— start of Supplied data —
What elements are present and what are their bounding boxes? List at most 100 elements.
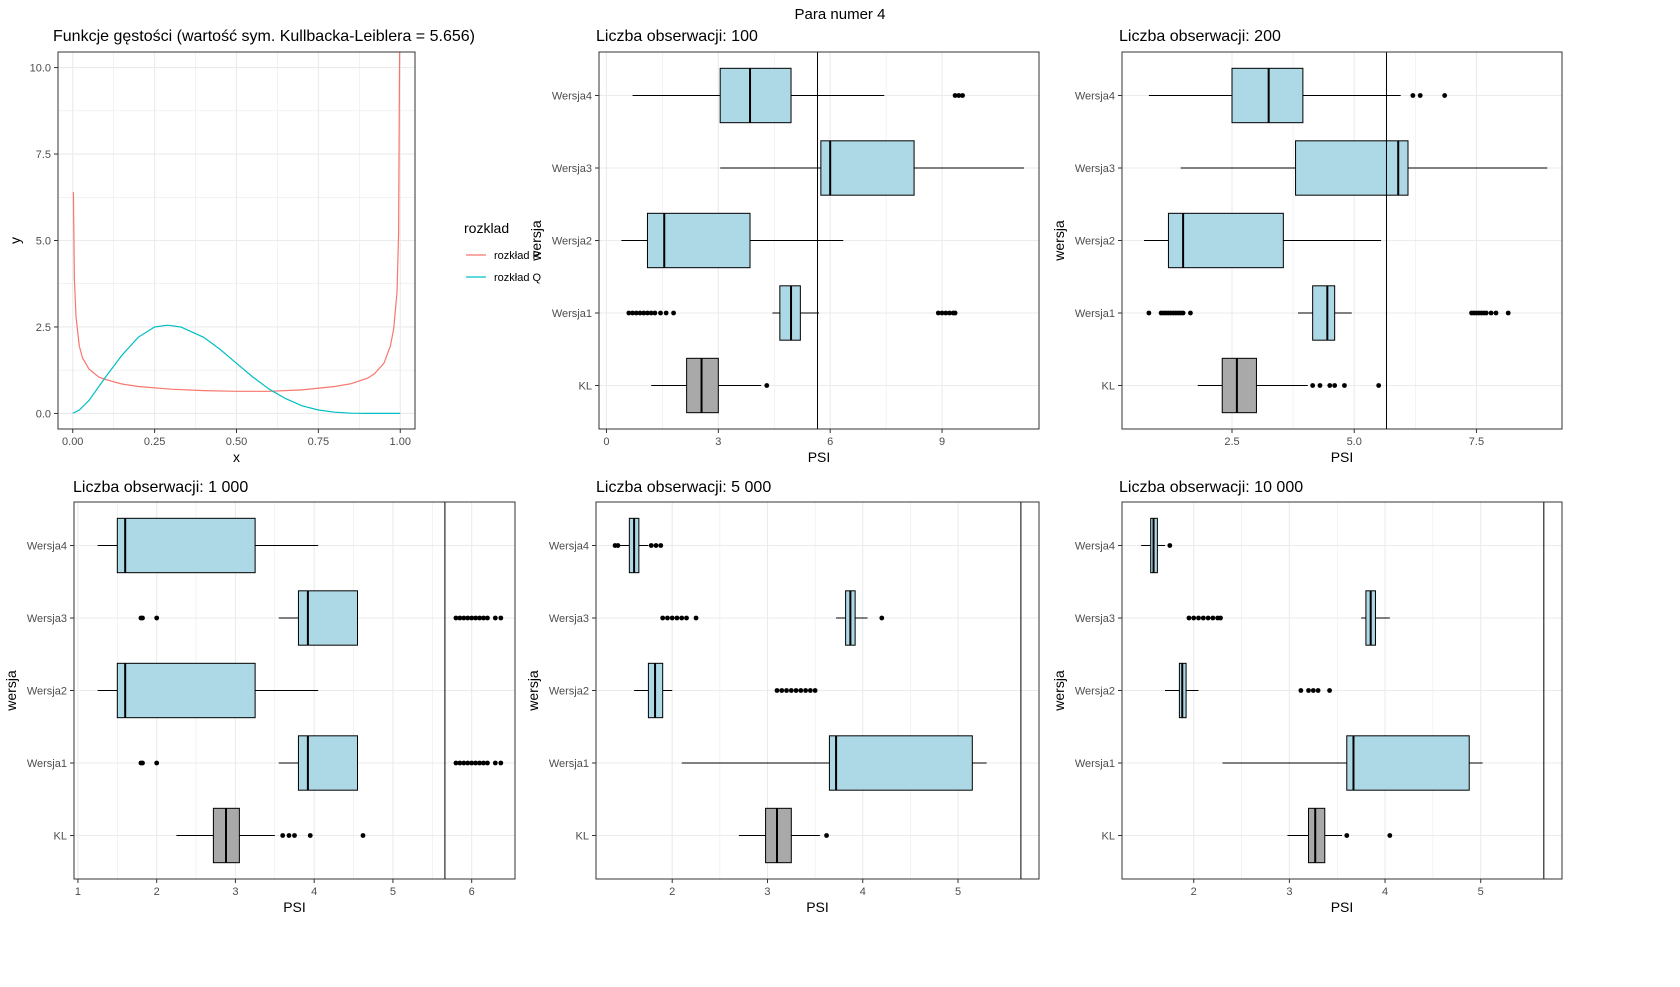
y-tick-label: Wersja3 [552,163,592,175]
outlier-point [465,760,471,766]
box-iqr [820,140,915,196]
x-tick-label: 3 [764,886,770,898]
outlier-point [952,93,958,98]
outlier-point [492,760,498,766]
outlier-point [485,615,490,621]
y-tick-label: Wersja3 [549,613,589,625]
outlier-point [665,615,670,621]
box-wersja1 [138,735,504,791]
outlier-point [935,310,941,316]
outlier-point [1327,688,1332,693]
x-tick-label: 5 [390,886,396,898]
outlier-point [1387,833,1393,838]
outlier-point [674,615,680,621]
outlier-point [788,688,794,693]
outlier-point [492,615,498,621]
outlier-point [824,833,829,838]
y-tick-label: Wersja2 [27,686,67,698]
outlier-point [1344,833,1350,838]
x-tick-label: 2.5 [1224,436,1239,448]
box-iqr [1167,212,1284,269]
outlier-point [473,615,479,621]
outlier-point [481,615,486,621]
outlier-point [679,615,685,621]
outlier-point [784,688,789,693]
y-tick-label: Wersja2 [1075,686,1115,698]
outlier-point [637,310,643,316]
box-iqr [1231,67,1304,124]
y-tick-label: Wersja4 [27,541,67,553]
outlier-point [485,760,490,766]
outlier-point [469,615,475,621]
box-wersja4 [632,67,965,124]
outlier-point [1196,615,1201,621]
outlier-point [671,310,676,316]
outlier-point [1310,383,1316,388]
series-line-q [72,324,401,414]
box-wersja2 [1165,662,1332,719]
box-iqr [1221,357,1257,414]
x-tick-label: 3 [232,886,238,898]
outlier-point [473,760,479,766]
y-tick-label: Wersja2 [549,686,589,698]
outlier-point [774,688,780,693]
x-tick-label: 4 [860,886,866,898]
x-tick-label: 0.75 [308,436,329,448]
box-wersja4 [97,517,319,574]
x-axis-title: x [233,449,240,465]
box-wersja4 [612,517,664,574]
y-tick-label: Wersja1 [1075,758,1115,770]
y-tick-label: KL [54,831,67,843]
box-kl [738,807,829,864]
x-tick-label: 5.0 [1347,436,1362,448]
y-tick-label: KL [1102,831,1115,843]
y-tick-label: 10.0 [30,63,51,75]
box-kl [1287,807,1393,864]
outlier-point [648,543,654,548]
y-tick-label: Wersja1 [552,308,592,320]
x-axis-title: PSI [283,899,306,915]
outlier-point [658,543,664,548]
x-tick-label: 0 [603,436,609,448]
outlier-point [461,760,467,766]
panel-title: Liczba obserwacji: 200 [1119,28,1281,45]
box-wersja2 [97,662,319,719]
x-tick-label: 6 [827,436,833,448]
outlier-point [1410,93,1416,98]
outlier-point [615,543,621,548]
outlier-point [1417,93,1423,98]
y-tick-label: KL [1102,381,1115,393]
boxplot-panel: 2.5 5.0 7.5 Wersja4 Wersja3 Wersja2 Wersja1 KL L… [1051,28,1563,465]
density-panel: 0.00 0.25 0.50 0.75 1.00 0.0 2.5 5.0 7.5 10.0 Funk… [7,28,542,465]
boxplot-panel: 1 2 3 4 5 6 Wersja4 Wersja3 Wersja2 Wersja1 KL Licz… [3,479,516,915]
x-axis-title: PSI [1331,899,1354,915]
y-tick-label: Wersja1 [27,758,67,770]
y-tick-label: 7.5 [36,149,51,161]
x-tick-label: 1 [75,886,81,898]
outlier-point [648,310,654,316]
y-axis-title: wersja [3,670,19,712]
y-tick-label: Wersja2 [1075,236,1115,248]
x-tick-label: 1.00 [390,436,411,448]
outlier-point [663,310,669,316]
outlier-point [469,760,475,766]
outlier-point [1210,615,1216,621]
x-tick-label: 0.00 [62,436,83,448]
outlier-point [1191,615,1197,621]
outlier-point [140,615,145,621]
outlier-point [1315,688,1321,693]
x-tick-label: 3 [715,436,721,448]
panel-title: Liczba obserwacji: 100 [596,28,758,45]
outlier-point [803,688,808,693]
box-iqr [719,67,792,124]
outlier-point [660,615,666,621]
outlier-point [939,310,945,316]
outlier-point [669,615,675,621]
boxplot-panel: 2 3 4 5 Wersja4 Wersja3 Wersja2 Wersja1 KL Liczba… [525,479,1040,915]
outlier-point [457,615,463,621]
x-axis-title: PSI [1331,449,1354,465]
box-iqr [1295,140,1409,196]
x-tick-label: 6 [469,886,475,898]
outlier-point [658,310,663,316]
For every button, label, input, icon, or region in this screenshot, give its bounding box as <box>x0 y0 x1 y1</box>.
— end of Supplied data —
*Requirements*: Copy out the lines of the data from the line with "y-tick-label: Wersja3 [552,163,592,175]" to the line with "outlier-point [648,543,654,548]", with both of those lines included.

*Full answer*:
y-tick-label: Wersja3 [552,163,592,175]
outlier-point [465,760,471,766]
box-iqr [820,140,915,196]
x-tick-label: 3 [764,886,770,898]
outlier-point [952,93,958,98]
outlier-point [492,760,498,766]
outlier-point [485,615,490,621]
y-tick-label: Wersja3 [549,613,589,625]
outlier-point [665,615,670,621]
box-wersja1 [138,735,504,791]
outlier-point [935,310,941,316]
outlier-point [1327,688,1332,693]
x-tick-label: 5 [390,886,396,898]
outlier-point [1387,833,1393,838]
outlier-point [674,615,680,621]
outlier-point [788,688,794,693]
outlier-point [492,615,498,621]
outlier-point [824,833,829,838]
y-tick-label: Wersja2 [27,686,67,698]
outlier-point [1344,833,1350,838]
x-tick-label: 2.5 [1224,436,1239,448]
box-iqr [1167,212,1284,269]
outlier-point [473,615,479,621]
outlier-point [481,615,486,621]
outlier-point [679,615,685,621]
outlier-point [784,688,789,693]
y-tick-label: Wersja2 [1075,686,1115,698]
outlier-point [637,310,643,316]
box-iqr [1231,67,1304,124]
y-tick-label: Wersja4 [27,541,67,553]
outlier-point [485,760,490,766]
outlier-point [469,615,475,621]
box-wersja4 [632,67,965,124]
outlier-point [1196,615,1201,621]
outlier-point [671,310,676,316]
outlier-point [1310,383,1316,388]
series-line-q [72,324,401,414]
box-wersja2 [1165,662,1332,719]
box-iqr [1221,357,1257,414]
x-tick-label: 3 [232,886,238,898]
outlier-point [473,760,479,766]
y-tick-label: Wersja2 [549,686,589,698]
outlier-point [774,688,780,693]
x-tick-label: 4 [860,886,866,898]
x-tick-label: 0.75 [308,436,329,448]
box-wersja4 [97,517,319,574]
x-axis-title: x [233,449,240,465]
box-wersja4 [612,517,664,574]
y-tick-label: Wersja1 [1075,758,1115,770]
y-tick-label: KL [54,831,67,843]
box-kl [738,807,829,864]
x-tick-label: 5.0 [1347,436,1362,448]
y-tick-label: KL [1102,831,1115,843]
y-tick-label: 10.0 [30,63,51,75]
box-kl [1287,807,1393,864]
outlier-point [648,543,654,548]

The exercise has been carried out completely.